SOURCE RECORDS =>
^^^^

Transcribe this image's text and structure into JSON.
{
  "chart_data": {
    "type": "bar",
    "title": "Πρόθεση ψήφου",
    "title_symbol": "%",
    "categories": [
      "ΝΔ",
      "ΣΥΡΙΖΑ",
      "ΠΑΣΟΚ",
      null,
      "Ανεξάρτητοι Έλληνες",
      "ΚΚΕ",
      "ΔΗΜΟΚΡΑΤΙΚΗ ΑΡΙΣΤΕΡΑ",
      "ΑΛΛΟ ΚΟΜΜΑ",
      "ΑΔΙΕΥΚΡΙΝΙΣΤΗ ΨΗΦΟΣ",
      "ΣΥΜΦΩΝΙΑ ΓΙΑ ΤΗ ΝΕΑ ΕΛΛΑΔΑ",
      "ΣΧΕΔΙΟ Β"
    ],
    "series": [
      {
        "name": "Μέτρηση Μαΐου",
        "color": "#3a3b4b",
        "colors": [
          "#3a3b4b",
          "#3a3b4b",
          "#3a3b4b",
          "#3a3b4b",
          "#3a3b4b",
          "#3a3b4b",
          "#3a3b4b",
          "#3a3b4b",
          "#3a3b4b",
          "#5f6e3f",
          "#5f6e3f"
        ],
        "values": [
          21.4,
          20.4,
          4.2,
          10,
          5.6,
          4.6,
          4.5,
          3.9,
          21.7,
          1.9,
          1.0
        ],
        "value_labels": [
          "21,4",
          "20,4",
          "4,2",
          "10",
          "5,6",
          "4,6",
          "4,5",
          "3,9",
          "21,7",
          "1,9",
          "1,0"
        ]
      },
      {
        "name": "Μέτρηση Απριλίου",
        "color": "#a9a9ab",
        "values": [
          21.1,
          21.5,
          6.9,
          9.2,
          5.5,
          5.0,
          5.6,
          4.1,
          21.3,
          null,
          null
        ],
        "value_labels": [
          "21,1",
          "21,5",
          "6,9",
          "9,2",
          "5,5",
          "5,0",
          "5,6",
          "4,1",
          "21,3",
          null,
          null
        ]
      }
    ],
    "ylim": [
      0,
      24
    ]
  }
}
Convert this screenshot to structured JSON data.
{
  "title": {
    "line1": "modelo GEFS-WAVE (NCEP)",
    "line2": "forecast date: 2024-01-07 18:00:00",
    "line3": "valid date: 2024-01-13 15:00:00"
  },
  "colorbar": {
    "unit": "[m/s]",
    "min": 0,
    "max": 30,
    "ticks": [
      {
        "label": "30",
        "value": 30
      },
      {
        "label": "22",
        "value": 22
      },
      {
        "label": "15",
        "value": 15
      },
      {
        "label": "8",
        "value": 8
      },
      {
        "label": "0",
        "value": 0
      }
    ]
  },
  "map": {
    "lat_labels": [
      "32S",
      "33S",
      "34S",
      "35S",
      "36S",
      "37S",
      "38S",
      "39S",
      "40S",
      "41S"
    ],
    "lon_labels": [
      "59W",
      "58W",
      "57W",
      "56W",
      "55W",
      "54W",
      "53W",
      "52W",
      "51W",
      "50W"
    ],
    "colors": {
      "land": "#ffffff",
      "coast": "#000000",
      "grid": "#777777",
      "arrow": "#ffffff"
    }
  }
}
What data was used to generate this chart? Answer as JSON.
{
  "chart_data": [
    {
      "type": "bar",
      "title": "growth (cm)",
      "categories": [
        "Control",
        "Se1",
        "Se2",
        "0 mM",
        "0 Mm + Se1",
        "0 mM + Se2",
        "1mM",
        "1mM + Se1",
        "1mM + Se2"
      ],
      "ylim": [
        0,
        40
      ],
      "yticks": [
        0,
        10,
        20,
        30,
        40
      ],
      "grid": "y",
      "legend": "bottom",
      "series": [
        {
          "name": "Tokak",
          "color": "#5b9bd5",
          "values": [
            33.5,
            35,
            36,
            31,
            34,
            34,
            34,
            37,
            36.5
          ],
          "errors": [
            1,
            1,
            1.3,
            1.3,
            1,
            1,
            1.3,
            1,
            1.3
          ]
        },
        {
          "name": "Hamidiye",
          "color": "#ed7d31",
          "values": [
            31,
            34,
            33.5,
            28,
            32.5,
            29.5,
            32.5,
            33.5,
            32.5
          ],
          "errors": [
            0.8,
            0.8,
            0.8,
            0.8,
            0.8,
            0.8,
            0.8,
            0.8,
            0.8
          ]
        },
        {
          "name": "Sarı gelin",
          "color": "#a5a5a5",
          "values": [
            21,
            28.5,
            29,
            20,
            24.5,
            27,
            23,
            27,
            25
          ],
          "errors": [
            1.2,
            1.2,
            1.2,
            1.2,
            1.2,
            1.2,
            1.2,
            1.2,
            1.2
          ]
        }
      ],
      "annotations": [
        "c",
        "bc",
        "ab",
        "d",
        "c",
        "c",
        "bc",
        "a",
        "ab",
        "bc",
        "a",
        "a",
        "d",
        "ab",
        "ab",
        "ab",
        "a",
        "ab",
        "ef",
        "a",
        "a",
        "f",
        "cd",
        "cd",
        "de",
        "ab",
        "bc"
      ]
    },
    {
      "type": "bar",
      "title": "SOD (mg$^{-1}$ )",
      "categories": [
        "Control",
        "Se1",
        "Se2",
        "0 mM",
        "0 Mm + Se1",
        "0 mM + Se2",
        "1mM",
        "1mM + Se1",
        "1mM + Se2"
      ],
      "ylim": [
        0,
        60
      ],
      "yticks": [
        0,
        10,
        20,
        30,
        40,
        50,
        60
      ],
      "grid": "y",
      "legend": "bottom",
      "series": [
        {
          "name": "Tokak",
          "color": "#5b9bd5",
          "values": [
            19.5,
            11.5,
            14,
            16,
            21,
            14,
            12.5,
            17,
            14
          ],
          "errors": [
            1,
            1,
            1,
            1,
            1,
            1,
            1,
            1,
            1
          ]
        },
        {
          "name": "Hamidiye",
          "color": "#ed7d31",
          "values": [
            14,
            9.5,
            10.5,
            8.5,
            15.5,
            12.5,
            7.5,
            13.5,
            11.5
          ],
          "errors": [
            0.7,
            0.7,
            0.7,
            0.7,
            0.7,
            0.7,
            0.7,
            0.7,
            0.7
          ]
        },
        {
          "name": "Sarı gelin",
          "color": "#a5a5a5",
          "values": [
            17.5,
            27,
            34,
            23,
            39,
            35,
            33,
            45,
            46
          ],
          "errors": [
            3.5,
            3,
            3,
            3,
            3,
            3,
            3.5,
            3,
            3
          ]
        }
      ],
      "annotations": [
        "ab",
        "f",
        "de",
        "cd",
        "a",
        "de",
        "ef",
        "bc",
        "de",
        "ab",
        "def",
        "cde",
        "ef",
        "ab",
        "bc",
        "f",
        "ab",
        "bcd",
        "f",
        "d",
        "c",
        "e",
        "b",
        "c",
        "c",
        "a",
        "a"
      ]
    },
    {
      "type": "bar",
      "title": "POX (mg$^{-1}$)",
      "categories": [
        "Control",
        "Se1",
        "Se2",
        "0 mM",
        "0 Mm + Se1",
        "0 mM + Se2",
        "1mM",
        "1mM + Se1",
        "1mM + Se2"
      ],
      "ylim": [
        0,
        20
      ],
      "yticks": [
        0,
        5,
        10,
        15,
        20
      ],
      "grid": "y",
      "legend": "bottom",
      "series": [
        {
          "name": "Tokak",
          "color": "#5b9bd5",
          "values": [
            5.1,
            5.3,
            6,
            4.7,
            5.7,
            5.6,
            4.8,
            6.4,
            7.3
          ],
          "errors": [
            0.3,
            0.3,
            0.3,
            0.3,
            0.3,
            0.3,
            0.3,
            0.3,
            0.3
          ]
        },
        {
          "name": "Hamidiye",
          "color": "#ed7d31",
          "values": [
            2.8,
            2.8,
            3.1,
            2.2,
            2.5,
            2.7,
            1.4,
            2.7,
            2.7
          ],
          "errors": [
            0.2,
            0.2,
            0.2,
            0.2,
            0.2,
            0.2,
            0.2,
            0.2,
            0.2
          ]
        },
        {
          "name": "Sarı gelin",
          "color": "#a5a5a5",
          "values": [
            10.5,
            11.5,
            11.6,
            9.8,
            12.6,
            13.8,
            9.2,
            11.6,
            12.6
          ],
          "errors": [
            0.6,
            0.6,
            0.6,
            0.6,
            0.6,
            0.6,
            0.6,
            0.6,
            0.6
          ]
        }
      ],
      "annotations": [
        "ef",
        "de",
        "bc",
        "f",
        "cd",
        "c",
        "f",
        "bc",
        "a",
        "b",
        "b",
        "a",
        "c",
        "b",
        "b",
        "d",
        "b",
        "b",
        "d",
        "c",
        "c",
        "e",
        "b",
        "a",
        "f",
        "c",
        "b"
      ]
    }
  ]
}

^^^^

GIVEN INSTRUCTION =>
Every line above that contains the word "date" should be reported.

RESULT =>
    "line2": "forecast date: 2024-01-07 18:00:00",
    "line3": "valid date: 2024-01-13 15:00:00"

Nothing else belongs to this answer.